** Begin **
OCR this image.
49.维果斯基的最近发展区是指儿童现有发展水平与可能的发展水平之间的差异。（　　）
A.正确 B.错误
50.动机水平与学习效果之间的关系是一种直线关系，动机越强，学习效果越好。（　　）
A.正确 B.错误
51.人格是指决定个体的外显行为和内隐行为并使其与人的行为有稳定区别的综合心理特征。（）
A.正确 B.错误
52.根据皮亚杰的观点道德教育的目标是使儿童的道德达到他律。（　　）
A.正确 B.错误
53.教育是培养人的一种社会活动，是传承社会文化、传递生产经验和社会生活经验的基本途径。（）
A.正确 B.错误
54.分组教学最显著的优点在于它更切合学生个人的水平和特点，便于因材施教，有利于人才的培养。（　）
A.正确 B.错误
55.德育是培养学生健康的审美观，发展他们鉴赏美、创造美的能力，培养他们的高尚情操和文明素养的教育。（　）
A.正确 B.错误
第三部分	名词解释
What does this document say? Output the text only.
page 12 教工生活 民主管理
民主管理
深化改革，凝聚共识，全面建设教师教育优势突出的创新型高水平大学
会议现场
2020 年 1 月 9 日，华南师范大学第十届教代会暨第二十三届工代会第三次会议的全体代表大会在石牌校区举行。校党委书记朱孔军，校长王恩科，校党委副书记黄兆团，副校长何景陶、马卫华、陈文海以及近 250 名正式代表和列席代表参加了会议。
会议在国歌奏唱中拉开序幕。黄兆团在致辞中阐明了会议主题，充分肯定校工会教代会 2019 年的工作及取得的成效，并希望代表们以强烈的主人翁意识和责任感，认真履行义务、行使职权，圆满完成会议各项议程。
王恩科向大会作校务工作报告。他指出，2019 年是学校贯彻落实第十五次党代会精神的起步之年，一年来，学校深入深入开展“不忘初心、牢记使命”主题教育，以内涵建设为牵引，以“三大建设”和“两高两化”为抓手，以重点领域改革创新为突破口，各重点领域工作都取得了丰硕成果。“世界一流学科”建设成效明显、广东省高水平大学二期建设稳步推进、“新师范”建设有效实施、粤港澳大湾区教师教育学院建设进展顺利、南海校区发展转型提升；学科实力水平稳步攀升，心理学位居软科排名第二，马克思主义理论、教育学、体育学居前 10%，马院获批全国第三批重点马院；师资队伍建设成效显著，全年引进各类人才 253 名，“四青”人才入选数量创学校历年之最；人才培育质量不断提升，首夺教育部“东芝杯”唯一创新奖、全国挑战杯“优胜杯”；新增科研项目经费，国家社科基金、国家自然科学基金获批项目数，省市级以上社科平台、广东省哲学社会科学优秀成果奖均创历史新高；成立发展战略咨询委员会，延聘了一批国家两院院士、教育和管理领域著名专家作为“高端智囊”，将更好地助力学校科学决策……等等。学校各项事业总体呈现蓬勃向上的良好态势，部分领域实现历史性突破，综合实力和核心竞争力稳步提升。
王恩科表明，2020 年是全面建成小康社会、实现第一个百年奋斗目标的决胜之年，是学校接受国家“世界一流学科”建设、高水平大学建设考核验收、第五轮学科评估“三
** End **
THE EXERCISE
Set out the complete listing exactly as shown.

TASK RESULT
OCR this image.
49.维果斯基的最近发展区是指儿童现有发展水平与可能的发展水平之间的差异。（　　）
A.正确 B.错误
50.动机水平与学习效果之间的关系是一种直线关系，动机越强，学习效果越好。（　　）
A.正确 B.错误
51.人格是指决定个体的外显行为和内隐行为并使其与人的行为有稳定区别的综合心理特征。（）
A.正确 B.错误
52.根据皮亚杰的观点道德教育的目标是使儿童的道德达到他律。（　　）
A.正确 B.错误
53.教育是培养人的一种社会活动，是传承社会文化、传递生产经验和社会生活经验的基本途径。（）
A.正确 B.错误
54.分组教学最显著的优点在于它更切合学生个人的水平和特点，便于因材施教，有利于人才的培养。（　）
A.正确 B.错误
55.德育是培养学生健康的审美观，发展他们鉴赏美、创造美的能力，培养他们的高尚情操和文明素养的教育。（　）
A.正确 B.错误
第三部分	名词解释
What does this document say? Output the text only.
page 12 教工生活 民主管理
民主管理
深化改革，凝聚共识，全面建设教师教育优势突出的创新型高水平大学
会议现场
2020 年 1 月 9 日，华南师范大学第十届教代会暨第二十三届工代会第三次会议的全体代表大会在石牌校区举行。校党委书记朱孔军，校长王恩科，校党委副书记黄兆团，副校长何景陶、马卫华、陈文海以及近 250 名正式代表和列席代表参加了会议。
会议在国歌奏唱中拉开序幕。黄兆团在致辞中阐明了会议主题，充分肯定校工会教代会 2019 年的工作及取得的成效，并希望代表们以强烈的主人翁意识和责任感，认真履行义务、行使职权，圆满完成会议各项议程。
王恩科向大会作校务工作报告。他指出，2019 年是学校贯彻落实第十五次党代会精神的起步之年，一年来，学校深入深入开展“不忘初心、牢记使命”主题教育，以内涵建设为牵引，以“三大建设”和“两高两化”为抓手，以重点领域改革创新为突破口，各重点领域工作都取得了丰硕成果。“世界一流学科”建设成效明显、广东省高水平大学二期建设稳步推进、“新师范”建设有效实施、粤港澳大湾区教师教育学院建设进展顺利、南海校区发展转型提升；学科实力水平稳步攀升，心理学位居软科排名第二，马克思主义理论、教育学、体育学居前 10%，马院获批全国第三批重点马院；师资队伍建设成效显著，全年引进各类人才 253 名，“四青”人才入选数量创学校历年之最；人才培育质量不断提升，首夺教育部“东芝杯”唯一创新奖、全国挑战杯“优胜杯”；新增科研项目经费，国家社科基金、国家自然科学基金获批项目数，省市级以上社科平台、广东省哲学社会科学优秀成果奖均创历史新高；成立发展战略咨询委员会，延聘了一批国家两院院士、教育和管理领域著名专家作为“高端智囊”，将更好地助力学校科学决策……等等。学校各项事业总体呈现蓬勃向上的良好态势，部分领域实现历史性突破，综合实力和核心竞争力稳步提升。
王恩科表明，2020 年是全面建成小康社会、实现第一个百年奋斗目标的决胜之年，是学校接受国家“世界一流学科”建设、高水平大学建设考核验收、第五轮学科评估“三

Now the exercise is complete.